_REQUEST_
Look through the listing and locate every line containing the word "Repository"; copy those lines.
========
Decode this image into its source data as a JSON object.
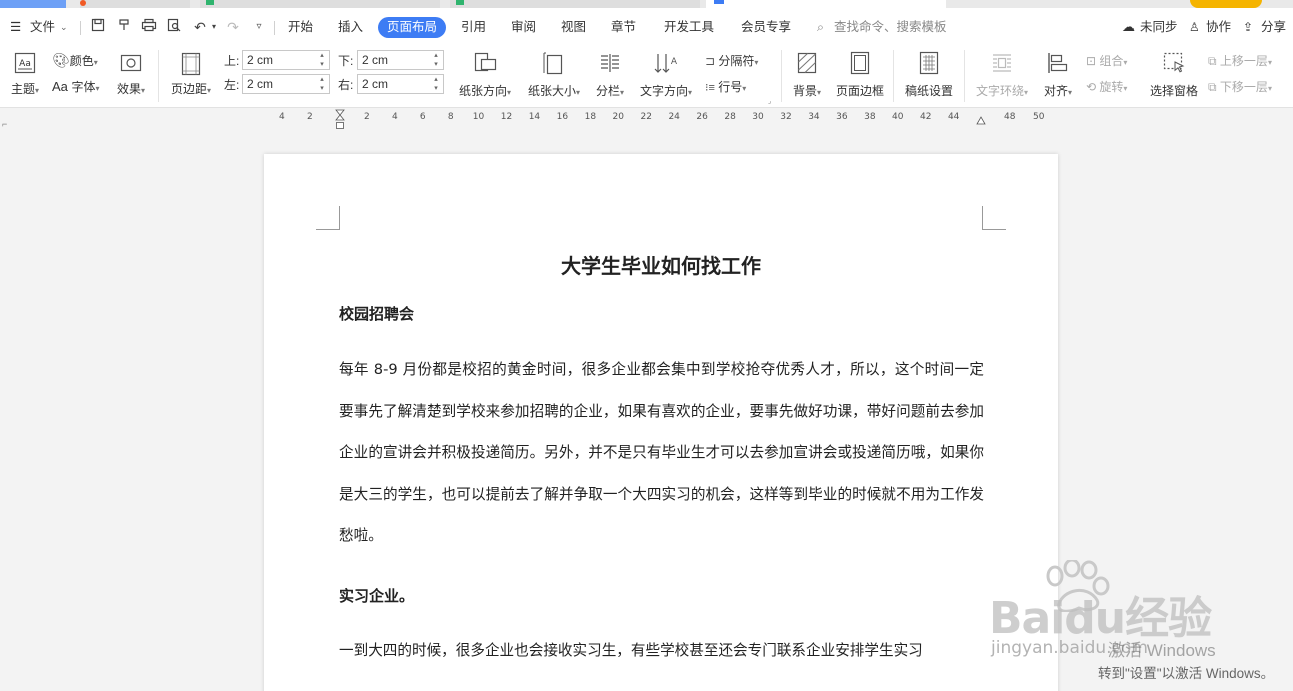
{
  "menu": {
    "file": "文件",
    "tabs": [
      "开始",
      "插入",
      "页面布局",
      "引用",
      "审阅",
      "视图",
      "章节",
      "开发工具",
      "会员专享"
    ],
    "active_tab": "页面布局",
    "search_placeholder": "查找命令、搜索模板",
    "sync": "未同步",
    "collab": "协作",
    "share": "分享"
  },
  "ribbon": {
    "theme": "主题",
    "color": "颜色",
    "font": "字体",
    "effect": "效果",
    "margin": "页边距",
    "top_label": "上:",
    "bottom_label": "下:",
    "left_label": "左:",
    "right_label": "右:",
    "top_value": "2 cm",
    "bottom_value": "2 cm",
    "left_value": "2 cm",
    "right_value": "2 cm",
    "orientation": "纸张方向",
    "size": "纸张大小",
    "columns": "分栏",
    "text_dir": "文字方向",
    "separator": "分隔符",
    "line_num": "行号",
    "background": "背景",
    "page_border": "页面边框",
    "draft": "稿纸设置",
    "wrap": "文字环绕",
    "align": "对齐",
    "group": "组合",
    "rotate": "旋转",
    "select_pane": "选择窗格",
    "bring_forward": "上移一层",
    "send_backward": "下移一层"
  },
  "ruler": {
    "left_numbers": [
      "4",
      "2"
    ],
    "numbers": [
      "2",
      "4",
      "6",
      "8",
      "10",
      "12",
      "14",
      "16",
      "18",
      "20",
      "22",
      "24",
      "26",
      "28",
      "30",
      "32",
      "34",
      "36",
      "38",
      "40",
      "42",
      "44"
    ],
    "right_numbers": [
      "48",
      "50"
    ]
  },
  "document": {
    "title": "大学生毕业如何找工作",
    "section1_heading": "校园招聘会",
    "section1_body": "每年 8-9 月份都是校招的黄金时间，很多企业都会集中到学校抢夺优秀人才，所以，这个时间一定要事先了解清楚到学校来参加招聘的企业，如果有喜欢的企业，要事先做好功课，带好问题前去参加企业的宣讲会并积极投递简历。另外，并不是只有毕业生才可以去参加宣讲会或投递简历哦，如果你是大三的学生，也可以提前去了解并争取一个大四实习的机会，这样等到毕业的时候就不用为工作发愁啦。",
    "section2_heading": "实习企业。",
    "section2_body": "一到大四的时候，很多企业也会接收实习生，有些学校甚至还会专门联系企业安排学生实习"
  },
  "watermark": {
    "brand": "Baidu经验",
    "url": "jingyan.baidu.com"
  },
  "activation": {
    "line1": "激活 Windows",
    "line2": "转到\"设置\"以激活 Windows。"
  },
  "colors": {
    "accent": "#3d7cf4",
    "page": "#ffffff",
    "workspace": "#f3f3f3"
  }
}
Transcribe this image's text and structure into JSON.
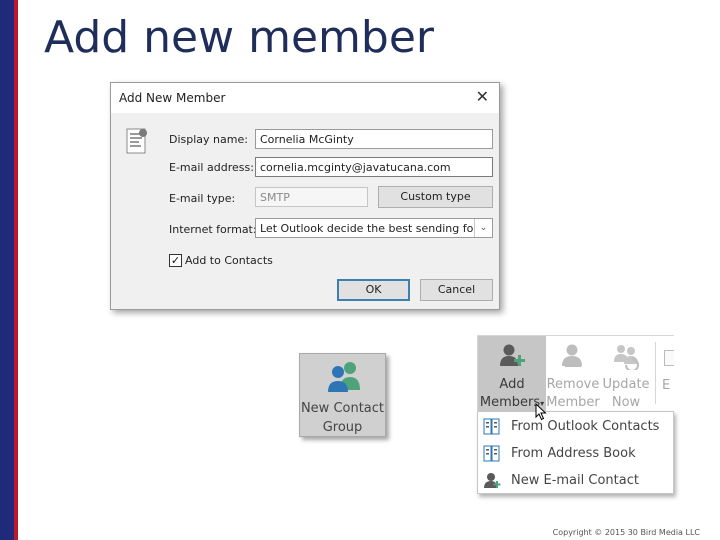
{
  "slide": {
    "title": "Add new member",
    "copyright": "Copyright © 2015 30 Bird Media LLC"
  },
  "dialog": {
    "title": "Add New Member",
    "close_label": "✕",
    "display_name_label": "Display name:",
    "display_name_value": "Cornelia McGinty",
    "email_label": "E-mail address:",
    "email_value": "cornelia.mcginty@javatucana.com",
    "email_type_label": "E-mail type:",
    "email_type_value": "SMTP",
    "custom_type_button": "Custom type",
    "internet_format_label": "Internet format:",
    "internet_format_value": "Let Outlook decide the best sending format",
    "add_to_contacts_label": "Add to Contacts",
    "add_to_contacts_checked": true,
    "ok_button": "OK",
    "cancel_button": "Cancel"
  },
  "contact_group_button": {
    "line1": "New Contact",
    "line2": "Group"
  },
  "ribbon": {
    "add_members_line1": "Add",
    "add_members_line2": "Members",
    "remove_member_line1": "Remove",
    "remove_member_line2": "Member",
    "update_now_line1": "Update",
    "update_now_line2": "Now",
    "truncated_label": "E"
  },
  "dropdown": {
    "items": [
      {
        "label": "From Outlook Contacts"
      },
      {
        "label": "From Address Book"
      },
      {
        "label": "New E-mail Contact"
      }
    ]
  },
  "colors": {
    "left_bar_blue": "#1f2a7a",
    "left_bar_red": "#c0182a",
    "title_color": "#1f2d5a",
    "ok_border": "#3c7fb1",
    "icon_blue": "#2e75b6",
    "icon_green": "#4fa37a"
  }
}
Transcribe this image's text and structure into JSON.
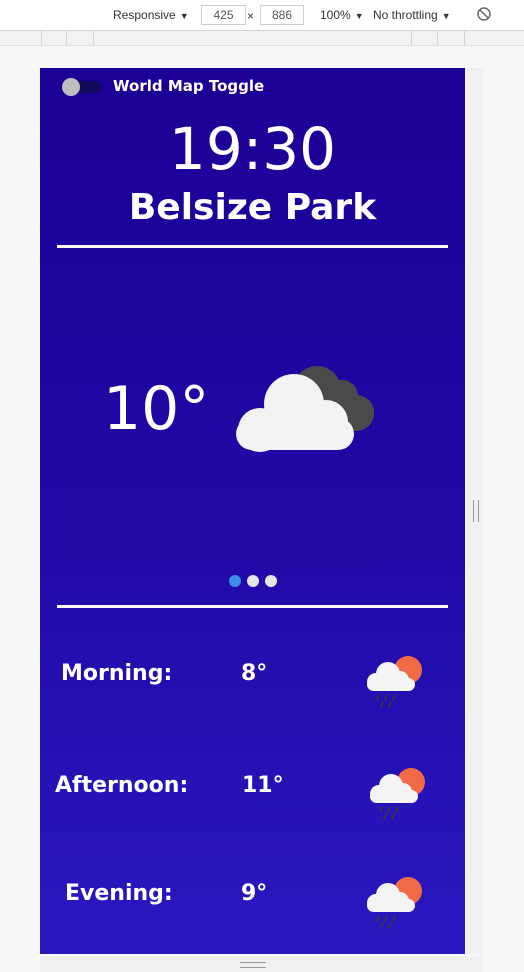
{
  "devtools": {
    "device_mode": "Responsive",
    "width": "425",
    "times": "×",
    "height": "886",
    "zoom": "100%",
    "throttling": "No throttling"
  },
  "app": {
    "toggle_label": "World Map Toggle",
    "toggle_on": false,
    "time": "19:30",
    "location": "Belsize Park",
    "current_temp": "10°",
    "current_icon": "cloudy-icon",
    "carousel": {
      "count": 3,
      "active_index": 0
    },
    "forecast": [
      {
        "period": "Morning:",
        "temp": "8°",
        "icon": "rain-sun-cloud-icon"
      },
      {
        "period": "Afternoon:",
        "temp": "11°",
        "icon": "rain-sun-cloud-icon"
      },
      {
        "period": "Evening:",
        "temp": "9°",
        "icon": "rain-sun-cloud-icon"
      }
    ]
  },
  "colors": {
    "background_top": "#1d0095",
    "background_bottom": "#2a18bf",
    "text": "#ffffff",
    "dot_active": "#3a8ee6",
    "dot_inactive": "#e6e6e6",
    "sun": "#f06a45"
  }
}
========
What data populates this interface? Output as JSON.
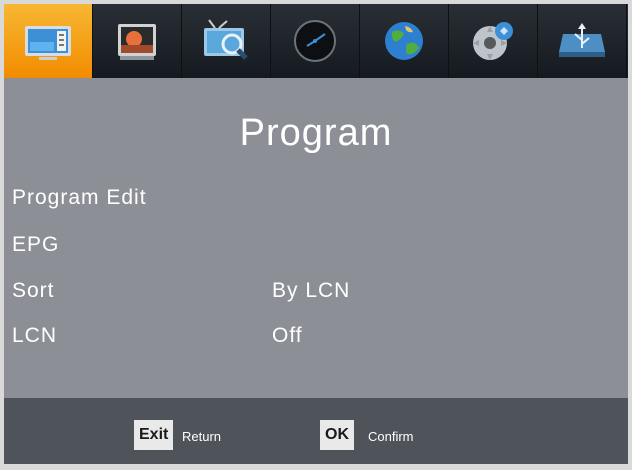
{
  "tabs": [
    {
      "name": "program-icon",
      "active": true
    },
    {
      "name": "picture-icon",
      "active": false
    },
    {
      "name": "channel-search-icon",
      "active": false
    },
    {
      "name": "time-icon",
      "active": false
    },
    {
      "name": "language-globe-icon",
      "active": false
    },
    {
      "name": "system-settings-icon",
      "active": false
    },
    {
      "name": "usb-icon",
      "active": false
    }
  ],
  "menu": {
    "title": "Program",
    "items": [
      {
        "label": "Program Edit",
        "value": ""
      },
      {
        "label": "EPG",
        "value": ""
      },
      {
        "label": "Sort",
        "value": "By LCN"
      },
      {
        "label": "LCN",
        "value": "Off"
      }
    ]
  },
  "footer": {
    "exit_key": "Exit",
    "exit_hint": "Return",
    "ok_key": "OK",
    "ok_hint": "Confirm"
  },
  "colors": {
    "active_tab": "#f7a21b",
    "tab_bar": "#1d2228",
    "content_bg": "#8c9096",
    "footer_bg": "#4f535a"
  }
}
========
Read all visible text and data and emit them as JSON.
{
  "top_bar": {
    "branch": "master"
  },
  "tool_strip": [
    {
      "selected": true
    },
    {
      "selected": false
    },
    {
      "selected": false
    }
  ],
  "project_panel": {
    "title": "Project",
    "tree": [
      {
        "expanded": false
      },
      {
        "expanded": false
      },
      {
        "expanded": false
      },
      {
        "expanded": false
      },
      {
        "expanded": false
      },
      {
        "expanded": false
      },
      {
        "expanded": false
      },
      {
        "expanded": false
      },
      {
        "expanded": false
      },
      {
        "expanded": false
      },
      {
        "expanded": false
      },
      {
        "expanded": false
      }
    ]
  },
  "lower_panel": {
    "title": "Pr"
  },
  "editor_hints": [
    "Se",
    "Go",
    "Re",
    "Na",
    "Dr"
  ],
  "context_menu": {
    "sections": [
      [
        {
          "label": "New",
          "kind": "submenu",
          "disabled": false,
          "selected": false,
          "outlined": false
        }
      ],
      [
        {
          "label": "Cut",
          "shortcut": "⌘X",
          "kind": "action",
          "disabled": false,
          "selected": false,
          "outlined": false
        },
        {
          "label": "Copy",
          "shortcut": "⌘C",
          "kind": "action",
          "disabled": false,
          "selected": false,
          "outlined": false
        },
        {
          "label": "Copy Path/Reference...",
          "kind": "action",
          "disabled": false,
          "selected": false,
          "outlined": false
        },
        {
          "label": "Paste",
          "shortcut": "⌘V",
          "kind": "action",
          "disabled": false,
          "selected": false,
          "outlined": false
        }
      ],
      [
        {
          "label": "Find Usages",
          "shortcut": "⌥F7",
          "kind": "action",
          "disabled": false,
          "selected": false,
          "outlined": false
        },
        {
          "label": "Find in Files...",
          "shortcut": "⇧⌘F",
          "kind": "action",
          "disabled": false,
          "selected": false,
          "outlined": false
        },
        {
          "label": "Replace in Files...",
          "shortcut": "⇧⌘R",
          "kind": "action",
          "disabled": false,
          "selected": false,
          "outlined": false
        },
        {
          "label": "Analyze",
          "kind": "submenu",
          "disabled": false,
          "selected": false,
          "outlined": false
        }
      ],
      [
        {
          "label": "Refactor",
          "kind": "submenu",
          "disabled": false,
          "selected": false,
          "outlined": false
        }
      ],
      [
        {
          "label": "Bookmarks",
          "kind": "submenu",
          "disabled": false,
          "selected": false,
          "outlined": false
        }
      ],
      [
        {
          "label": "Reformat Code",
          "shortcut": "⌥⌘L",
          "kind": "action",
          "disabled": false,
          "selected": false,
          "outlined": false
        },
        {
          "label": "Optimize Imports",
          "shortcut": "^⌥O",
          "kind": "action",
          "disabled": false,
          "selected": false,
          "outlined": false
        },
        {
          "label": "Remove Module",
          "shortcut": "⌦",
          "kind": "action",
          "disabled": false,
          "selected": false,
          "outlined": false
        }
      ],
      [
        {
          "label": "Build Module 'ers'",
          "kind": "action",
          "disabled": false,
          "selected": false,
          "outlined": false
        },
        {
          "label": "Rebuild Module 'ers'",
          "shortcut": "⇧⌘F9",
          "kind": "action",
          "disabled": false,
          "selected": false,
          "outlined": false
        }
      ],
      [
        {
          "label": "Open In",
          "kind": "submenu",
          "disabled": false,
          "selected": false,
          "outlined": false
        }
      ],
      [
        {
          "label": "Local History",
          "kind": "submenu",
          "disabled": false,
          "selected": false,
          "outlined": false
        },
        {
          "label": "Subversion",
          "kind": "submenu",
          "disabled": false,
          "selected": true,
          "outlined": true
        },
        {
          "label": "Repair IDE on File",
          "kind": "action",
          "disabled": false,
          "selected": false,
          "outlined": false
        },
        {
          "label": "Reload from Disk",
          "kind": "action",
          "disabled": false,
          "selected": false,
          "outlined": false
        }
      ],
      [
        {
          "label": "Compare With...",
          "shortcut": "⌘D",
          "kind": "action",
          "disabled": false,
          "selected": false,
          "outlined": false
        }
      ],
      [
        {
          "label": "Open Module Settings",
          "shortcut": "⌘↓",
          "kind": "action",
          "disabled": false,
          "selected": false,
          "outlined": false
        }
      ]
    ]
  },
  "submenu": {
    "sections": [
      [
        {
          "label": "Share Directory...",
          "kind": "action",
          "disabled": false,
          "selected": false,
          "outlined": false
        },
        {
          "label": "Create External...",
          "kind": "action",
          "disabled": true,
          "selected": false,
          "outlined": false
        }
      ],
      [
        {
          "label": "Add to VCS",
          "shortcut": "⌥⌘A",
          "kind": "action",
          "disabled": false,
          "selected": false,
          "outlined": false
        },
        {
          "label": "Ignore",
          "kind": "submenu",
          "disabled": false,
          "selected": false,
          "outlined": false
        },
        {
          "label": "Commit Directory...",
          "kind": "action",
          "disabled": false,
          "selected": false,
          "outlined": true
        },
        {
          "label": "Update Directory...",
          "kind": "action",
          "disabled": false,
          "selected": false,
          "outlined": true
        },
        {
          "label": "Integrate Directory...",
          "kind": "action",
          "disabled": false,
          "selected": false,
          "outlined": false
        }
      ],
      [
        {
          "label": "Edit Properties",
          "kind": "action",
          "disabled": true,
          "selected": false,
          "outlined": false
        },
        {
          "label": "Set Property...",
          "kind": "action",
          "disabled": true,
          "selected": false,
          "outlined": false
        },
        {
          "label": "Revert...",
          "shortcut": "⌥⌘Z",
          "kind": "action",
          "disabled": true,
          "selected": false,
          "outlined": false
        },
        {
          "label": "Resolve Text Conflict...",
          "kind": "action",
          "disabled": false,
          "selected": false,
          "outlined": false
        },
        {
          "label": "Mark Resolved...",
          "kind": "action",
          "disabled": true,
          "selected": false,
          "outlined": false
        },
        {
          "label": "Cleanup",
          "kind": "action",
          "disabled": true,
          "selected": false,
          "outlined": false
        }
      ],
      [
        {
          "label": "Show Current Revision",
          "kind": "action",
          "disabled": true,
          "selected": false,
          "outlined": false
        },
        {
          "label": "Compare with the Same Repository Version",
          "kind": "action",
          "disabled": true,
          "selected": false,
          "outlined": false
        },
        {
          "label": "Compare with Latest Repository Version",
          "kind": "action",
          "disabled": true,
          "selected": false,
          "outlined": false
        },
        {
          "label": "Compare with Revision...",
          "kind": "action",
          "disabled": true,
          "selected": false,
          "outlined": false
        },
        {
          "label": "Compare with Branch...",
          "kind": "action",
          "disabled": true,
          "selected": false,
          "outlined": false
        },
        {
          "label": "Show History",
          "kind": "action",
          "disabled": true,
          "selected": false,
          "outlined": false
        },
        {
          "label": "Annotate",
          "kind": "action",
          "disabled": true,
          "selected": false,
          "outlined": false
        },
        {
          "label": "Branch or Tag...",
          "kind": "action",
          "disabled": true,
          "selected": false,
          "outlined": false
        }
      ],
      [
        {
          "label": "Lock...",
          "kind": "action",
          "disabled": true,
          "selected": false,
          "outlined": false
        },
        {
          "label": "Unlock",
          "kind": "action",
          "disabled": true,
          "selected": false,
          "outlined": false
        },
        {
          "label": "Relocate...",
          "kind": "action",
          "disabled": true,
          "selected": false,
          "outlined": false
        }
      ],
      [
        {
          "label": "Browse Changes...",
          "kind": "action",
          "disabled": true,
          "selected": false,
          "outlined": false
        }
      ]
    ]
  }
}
========
_SOLUTION TO THIS EXERCISE_
          "label": "Compare with the Same Repository Version",
          "label": "Compare with Latest Repository Version",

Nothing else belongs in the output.